### Job
Your task is to output the listing word for word, with pictures excluded.

Recorded data
· · ·

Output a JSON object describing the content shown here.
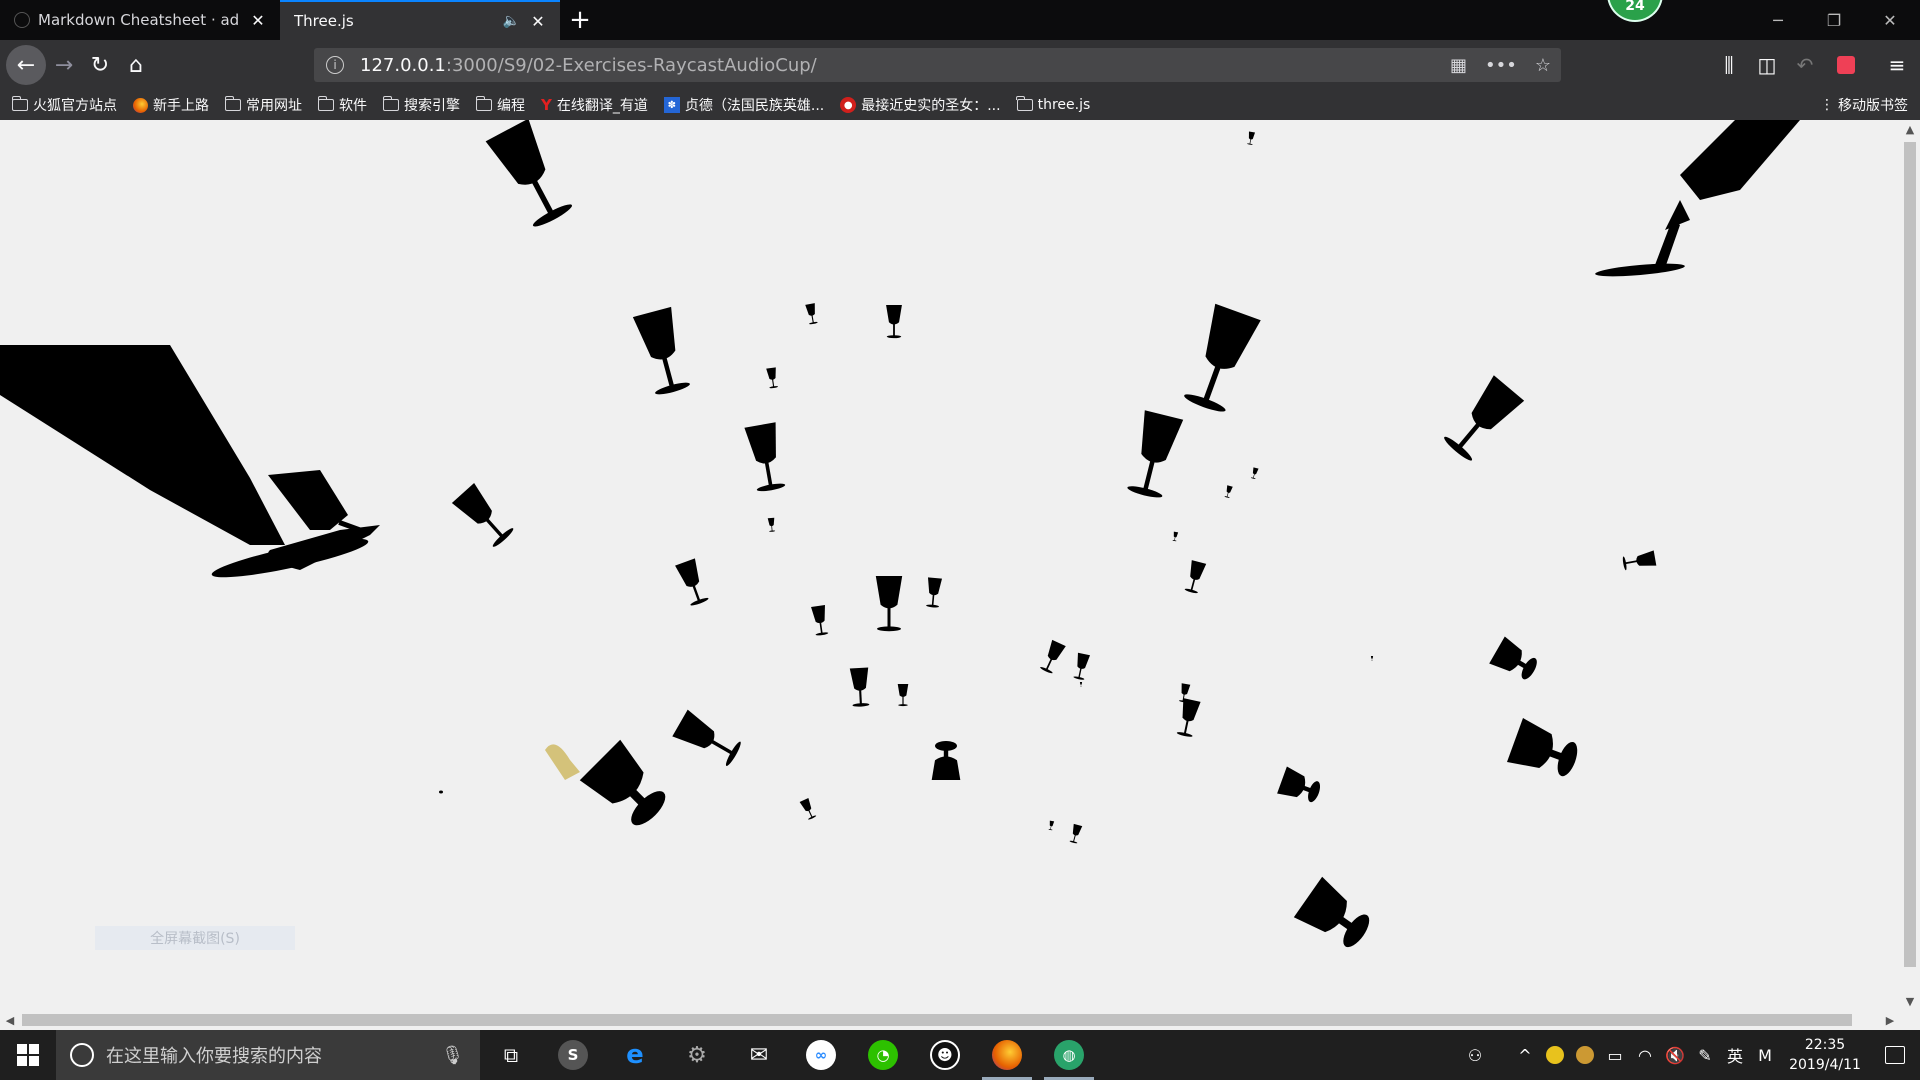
{
  "tabs": [
    {
      "title": "Markdown Cheatsheet · adam-p/markdown-here Wiki",
      "active": false
    },
    {
      "title": "Three.js",
      "active": true,
      "audio": true
    }
  ],
  "badge": {
    "count": "24"
  },
  "nav": {
    "url_host": "127.0.0.1",
    "url_path": ":3000/S9/02-Exercises-RaycastAudioCup/"
  },
  "bookmarks": [
    {
      "label": "火狐官方站点",
      "icon": "folder-icon"
    },
    {
      "label": "新手上路",
      "icon": "firefox-icon"
    },
    {
      "label": "常用网址",
      "icon": "folder-icon"
    },
    {
      "label": "软件",
      "icon": "folder-icon"
    },
    {
      "label": "搜索引擎",
      "icon": "folder-icon"
    },
    {
      "label": "编程",
      "icon": "folder-icon"
    },
    {
      "label": "在线翻译_有道",
      "icon": "youdao-icon"
    },
    {
      "label": "贞德（法国民族英雄...",
      "icon": "baidu-paw-icon"
    },
    {
      "label": "最接近史实的圣女：...",
      "icon": "weibo-icon"
    },
    {
      "label": "three.js",
      "icon": "folder-icon"
    }
  ],
  "mobile_bookmarks": "移动版书签",
  "content": {
    "ghost_label": "全屏幕截图(S)"
  },
  "taskbar": {
    "search_placeholder": "在这里输入你要搜索的内容",
    "apps": [
      {
        "name": "task-view"
      },
      {
        "name": "app-swirl"
      },
      {
        "name": "internet-explorer"
      },
      {
        "name": "app-settings-gear"
      },
      {
        "name": "mail"
      },
      {
        "name": "baidu-netdisk"
      },
      {
        "name": "wechat"
      },
      {
        "name": "qq"
      },
      {
        "name": "firefox"
      },
      {
        "name": "app-green-globe"
      }
    ],
    "ime": "英",
    "ime_mode": "M",
    "time": "22:35",
    "date": "2019/4/11"
  },
  "colors": {
    "accent": "#0a84ff",
    "chrome_dark": "#0c0c0d",
    "toolbar": "#323234",
    "urlbar": "#474749",
    "canvas_bg": "#f0f0f0",
    "cup": "#000000",
    "taskbar": "#1f1f1f",
    "badge": "#2aa14a"
  }
}
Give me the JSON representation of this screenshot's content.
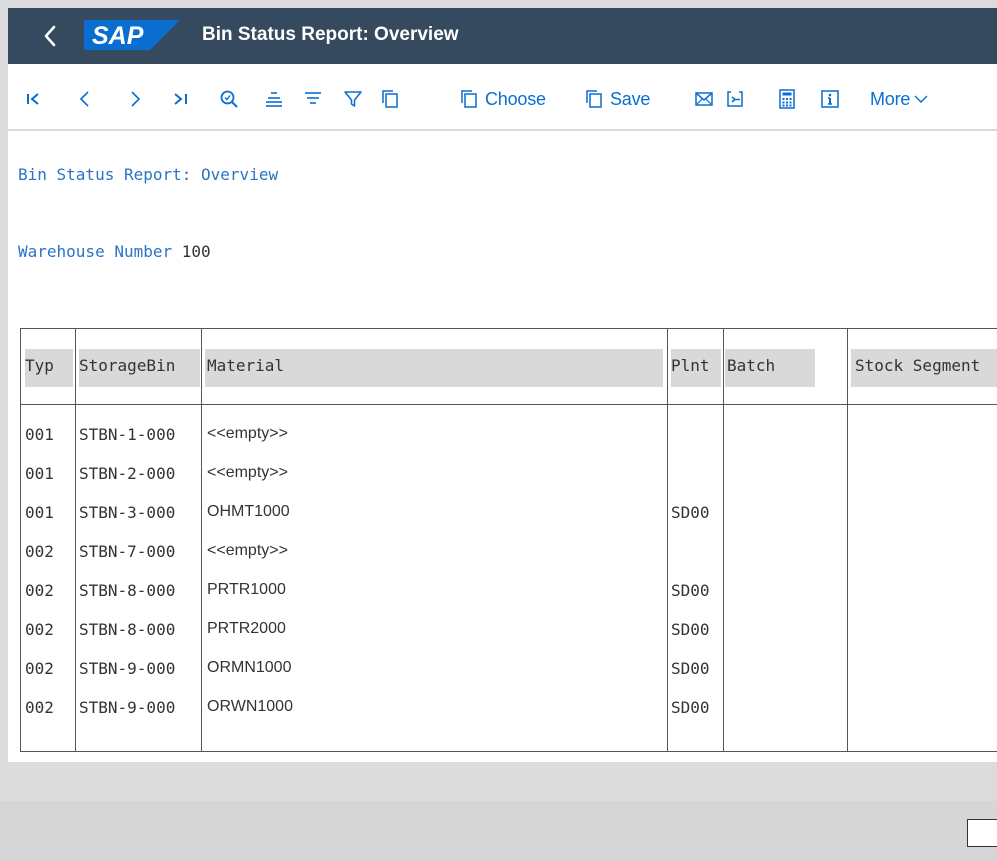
{
  "header": {
    "title": "Bin Status Report: Overview",
    "logo_text": "SAP",
    "bg_color": "#354a5f",
    "logo_color": "#0a6ed1"
  },
  "toolbar": {
    "accent_color": "#0a6ed1",
    "items": [
      {
        "name": "first-page",
        "icon": "first-page-icon"
      },
      {
        "name": "previous-page",
        "icon": "chevron-left-icon"
      },
      {
        "name": "next-page",
        "icon": "chevron-right-icon"
      },
      {
        "name": "last-page",
        "icon": "last-page-icon"
      },
      {
        "name": "find",
        "icon": "search-icon"
      },
      {
        "name": "sort-ascending",
        "icon": "sort-ascending-icon"
      },
      {
        "name": "sort-descending",
        "icon": "sort-descending-icon"
      },
      {
        "name": "filter",
        "icon": "filter-icon"
      },
      {
        "name": "copy",
        "icon": "copy-icon"
      }
    ],
    "choose_label": "Choose",
    "save_label": "Save",
    "more_label": "More"
  },
  "report": {
    "title": "Bin Status Report: Overview",
    "warehouse_label": "Warehouse Number",
    "warehouse_value": "100"
  },
  "table": {
    "columns": [
      "Typ",
      "StorageBin",
      "Material",
      "Plnt",
      "Batch",
      "Stock Segment"
    ],
    "rows": [
      {
        "typ": "001",
        "bin": "STBN-1-000",
        "material": "<<empty>>",
        "plant": ""
      },
      {
        "typ": "001",
        "bin": "STBN-2-000",
        "material": "<<empty>>",
        "plant": ""
      },
      {
        "typ": "001",
        "bin": "STBN-3-000",
        "material": "OHMT1000",
        "plant": "SD00"
      },
      {
        "typ": "002",
        "bin": "STBN-7-000",
        "material": "<<empty>>",
        "plant": ""
      },
      {
        "typ": "002",
        "bin": "STBN-8-000",
        "material": "PRTR1000",
        "plant": "SD00"
      },
      {
        "typ": "002",
        "bin": "STBN-8-000",
        "material": "PRTR2000",
        "plant": "SD00"
      },
      {
        "typ": "002",
        "bin": "STBN-9-000",
        "material": "ORMN1000",
        "plant": "SD00"
      },
      {
        "typ": "002",
        "bin": "STBN-9-000",
        "material": "ORWN1000",
        "plant": "SD00"
      }
    ]
  }
}
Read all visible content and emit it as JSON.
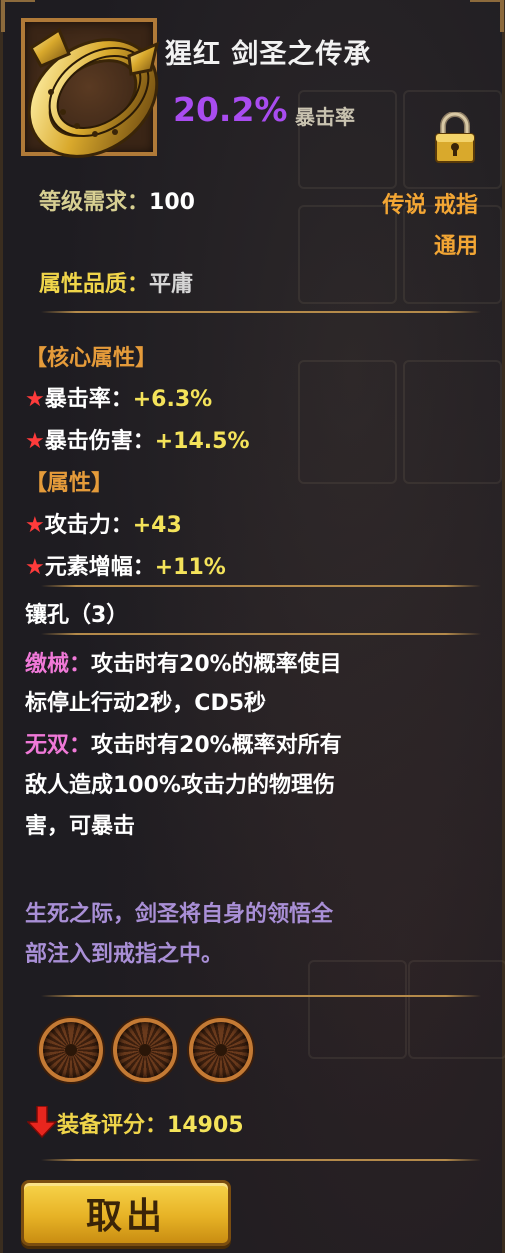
{
  "item": {
    "name": "猩红 剑圣之传承",
    "crit_value": "20.2%",
    "crit_label": "暴击率",
    "level_label": "等级需求：",
    "level_value": "100",
    "rarity_type": "传说 戒指",
    "usage": "通用",
    "quality_label": "属性品质：",
    "quality_value": "平庸"
  },
  "core": {
    "header": "【核心属性】",
    "stats": [
      {
        "name": "暴击率：",
        "value": "+6.3%"
      },
      {
        "name": "暴击伤害：",
        "value": "+14.5%"
      }
    ]
  },
  "attrs": {
    "header": "【属性】",
    "stats": [
      {
        "name": "攻击力：",
        "value": "+43"
      },
      {
        "name": "元素增幅：",
        "value": "+11%"
      }
    ]
  },
  "sockets": {
    "label": "镶孔（3）",
    "count": 3
  },
  "affixes": [
    {
      "name": "缴械：",
      "line1": "攻击时有20%的概率使目",
      "line2": "标停止行动2秒，CD5秒"
    },
    {
      "name": "无双：",
      "line1": "攻击时有20%概率对所有",
      "line2": "敌人造成100%攻击力的物理伤",
      "line3": "害，可暴击"
    }
  ],
  "lore": {
    "line1": "生死之际，剑圣将自身的领悟全",
    "line2": "部注入到戒指之中。"
  },
  "score": {
    "label": "装备评分：",
    "value": "14905"
  },
  "button": {
    "takeout": "取出"
  },
  "icons": [
    "ring-icon",
    "lock-icon",
    "star-icon",
    "down-arrow-icon",
    "socket-icon"
  ],
  "colors": {
    "crit_purple": "#a94cf0",
    "legend_orange": "#f3a634",
    "stat_yellow": "#f4e35a",
    "star_red": "#ff3b3b",
    "affix_pink": "#f079d8",
    "lore_purple": "#a98fd6"
  }
}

· · ·

### Written response
Output a JSON object describing the content shown here.
{
  "tabs": [
    {
      "title": "Markdown Cheatsheet · adam-p/markdown-here Wiki",
      "active": false
    },
    {
      "title": "Three.js",
      "active": true,
      "audio": true
    }
  ],
  "badge": {
    "count": "24"
  },
  "nav": {
    "url_host": "127.0.0.1",
    "url_path": ":3000/S9/02-Exercises-RaycastAudioCup/"
  },
  "bookmarks": [
    {
      "label": "火狐官方站点",
      "icon": "folder-icon"
    },
    {
      "label": "新手上路",
      "icon": "firefox-icon"
    },
    {
      "label": "常用网址",
      "icon": "folder-icon"
    },
    {
      "label": "软件",
      "icon": "folder-icon"
    },
    {
      "label": "搜索引擎",
      "icon": "folder-icon"
    },
    {
      "label": "编程",
      "icon": "folder-icon"
    },
    {
      "label": "在线翻译_有道",
      "icon": "youdao-icon"
    },
    {
      "label": "贞德（法国民族英雄...",
      "icon": "baidu-paw-icon"
    },
    {
      "label": "最接近史实的圣女：...",
      "icon": "weibo-icon"
    },
    {
      "label": "three.js",
      "icon": "folder-icon"
    }
  ],
  "mobile_bookmarks": "移动版书签",
  "content": {
    "ghost_label": "全屏幕截图(S)"
  },
  "taskbar": {
    "search_placeholder": "在这里输入你要搜索的内容",
    "apps": [
      {
        "name": "task-view"
      },
      {
        "name": "app-swirl"
      },
      {
        "name": "internet-explorer"
      },
      {
        "name": "app-settings-gear"
      },
      {
        "name": "mail"
      },
      {
        "name": "baidu-netdisk"
      },
      {
        "name": "wechat"
      },
      {
        "name": "qq"
      },
      {
        "name": "firefox"
      },
      {
        "name": "app-green-globe"
      }
    ],
    "ime": "英",
    "ime_mode": "M",
    "time": "22:35",
    "date": "2019/4/11"
  },
  "colors": {
    "accent": "#0a84ff",
    "chrome_dark": "#0c0c0d",
    "toolbar": "#323234",
    "urlbar": "#474749",
    "canvas_bg": "#f0f0f0",
    "cup": "#000000",
    "taskbar": "#1f1f1f",
    "badge": "#2aa14a"
  }
}
Give me the JSON representation of this screenshot's content.
{
  "header": {
    "title": "Bin Status Report: Overview",
    "logo_text": "SAP",
    "bg_color": "#354a5f",
    "logo_color": "#0a6ed1"
  },
  "toolbar": {
    "accent_color": "#0a6ed1",
    "items": [
      {
        "name": "first-page",
        "icon": "first-page-icon"
      },
      {
        "name": "previous-page",
        "icon": "chevron-left-icon"
      },
      {
        "name": "next-page",
        "icon": "chevron-right-icon"
      },
      {
        "name": "last-page",
        "icon": "last-page-icon"
      },
      {
        "name": "find",
        "icon": "search-icon"
      },
      {
        "name": "sort-ascending",
        "icon": "sort-ascending-icon"
      },
      {
        "name": "sort-descending",
        "icon": "sort-descending-icon"
      },
      {
        "name": "filter",
        "icon": "filter-icon"
      },
      {
        "name": "copy",
        "icon": "copy-icon"
      }
    ],
    "choose_label": "Choose",
    "save_label": "Save",
    "more_label": "More"
  },
  "report": {
    "title": "Bin Status Report: Overview",
    "warehouse_label": "Warehouse Number",
    "warehouse_value": "100"
  },
  "table": {
    "columns": [
      "Typ",
      "StorageBin",
      "Material",
      "Plnt",
      "Batch",
      "Stock Segment"
    ],
    "rows": [
      {
        "typ": "001",
        "bin": "STBN-1-000",
        "material": "<<empty>>",
        "plant": ""
      },
      {
        "typ": "001",
        "bin": "STBN-2-000",
        "material": "<<empty>>",
        "plant": ""
      },
      {
        "typ": "001",
        "bin": "STBN-3-000",
        "material": "OHMT1000",
        "plant": "SD00"
      },
      {
        "typ": "002",
        "bin": "STBN-7-000",
        "material": "<<empty>>",
        "plant": ""
      },
      {
        "typ": "002",
        "bin": "STBN-8-000",
        "material": "PRTR1000",
        "plant": "SD00"
      },
      {
        "typ": "002",
        "bin": "STBN-8-000",
        "material": "PRTR2000",
        "plant": "SD00"
      },
      {
        "typ": "002",
        "bin": "STBN-9-000",
        "material": "ORMN1000",
        "plant": "SD00"
      },
      {
        "typ": "002",
        "bin": "STBN-9-000",
        "material": "ORWN1000",
        "plant": "SD00"
      }
    ]
  }
}
Read all visible content and emit it as JSON.
{
  "item": {
    "name": "猩红 剑圣之传承",
    "crit_value": "20.2%",
    "crit_label": "暴击率",
    "level_label": "等级需求：",
    "level_value": "100",
    "rarity_type": "传说 戒指",
    "usage": "通用",
    "quality_label": "属性品质：",
    "quality_value": "平庸"
  },
  "core": {
    "header": "【核心属性】",
    "stats": [
      {
        "name": "暴击率：",
        "value": "+6.3%"
      },
      {
        "name": "暴击伤害：",
        "value": "+14.5%"
      }
    ]
  },
  "attrs": {
    "header": "【属性】",
    "stats": [
      {
        "name": "攻击力：",
        "value": "+43"
      },
      {
        "name": "元素增幅：",
        "value": "+11%"
      }
    ]
  },
  "sockets": {
    "label": "镶孔（3）",
    "count": 3
  },
  "affixes": [
    {
      "name": "缴械：",
      "line1": "攻击时有20%的概率使目",
      "line2": "标停止行动2秒，CD5秒"
    },
    {
      "name": "无双：",
      "line1": "攻击时有20%概率对所有",
      "line2": "敌人造成100%攻击力的物理伤",
      "line3": "害，可暴击"
    }
  ],
  "lore": {
    "line1": "生死之际，剑圣将自身的领悟全",
    "line2": "部注入到戒指之中。"
  },
  "score": {
    "label": "装备评分：",
    "value": "14905"
  },
  "button": {
    "takeout": "取出"
  },
  "icons": [
    "ring-icon",
    "lock-icon",
    "star-icon",
    "down-arrow-icon",
    "socket-icon"
  ],
  "colors": {
    "crit_purple": "#a94cf0",
    "legend_orange": "#f3a634",
    "stat_yellow": "#f4e35a",
    "star_red": "#ff3b3b",
    "affix_pink": "#f079d8",
    "lore_purple": "#a98fd6"
  }
}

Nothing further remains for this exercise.